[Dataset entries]
===

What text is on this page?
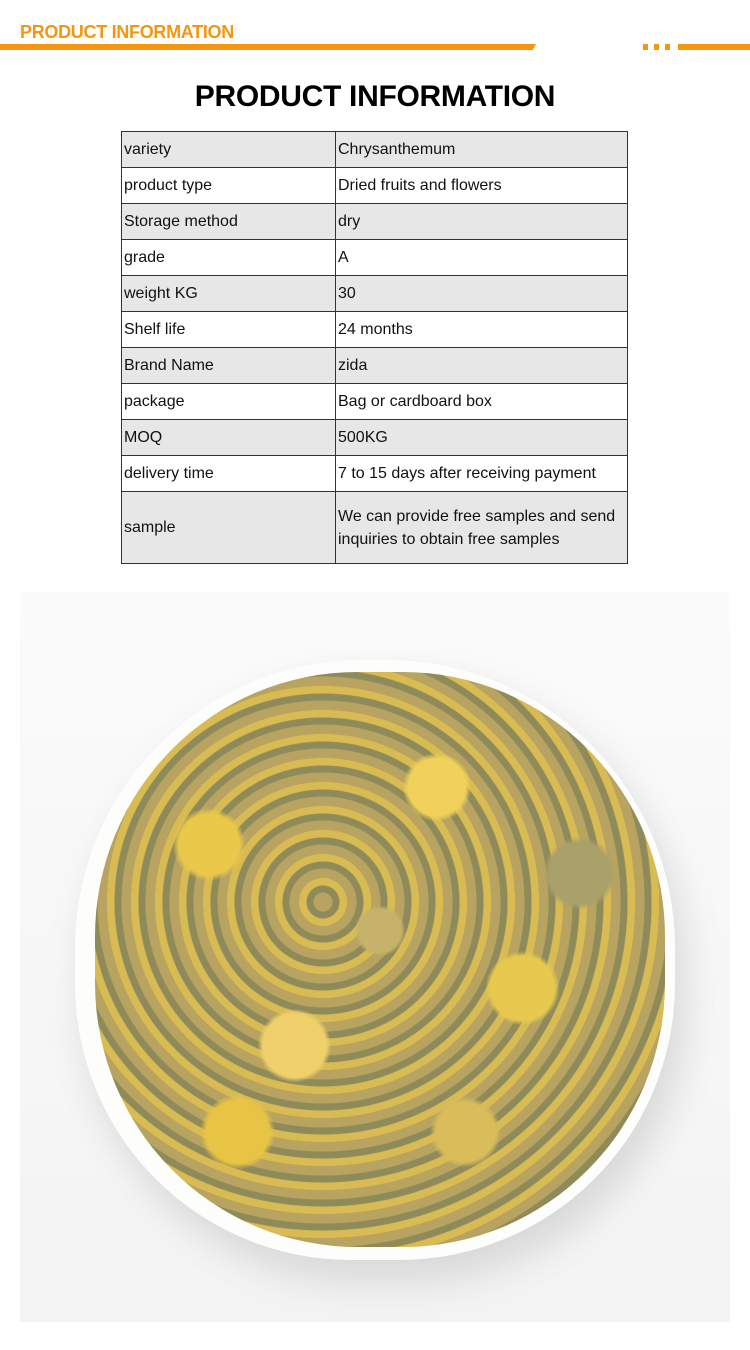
PRODUCT INFORMATION
PRODUCT INFORMATION
variety	Chrysanthemum
product type	Dried fruits and flowers
Storage method	dry
grade	A
weight KG	30
Shelf life	24 months
Brand Name	zida
package	Bag or cardboard box
MOQ	500KG
delivery time	7 to 15 days after receiving payment
sample	We can provide free samples and send inquiries to obtain free samples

===

**REQUEST:** Please repeat the entries exactly. Do not include the pictures.

**TASK RESULT:**
What text is on this page?
PRODUCT INFORMATION
PRODUCT INFORMATION
variety	Chrysanthemum
product type	Dried fruits and flowers
Storage method	dry
grade	A
weight KG	30
Shelf life	24 months
Brand Name	zida
package	Bag or cardboard box
MOQ	500KG
delivery time	7 to 15 days after receiving payment
sample	We can provide free samples and send inquiries to obtain free samples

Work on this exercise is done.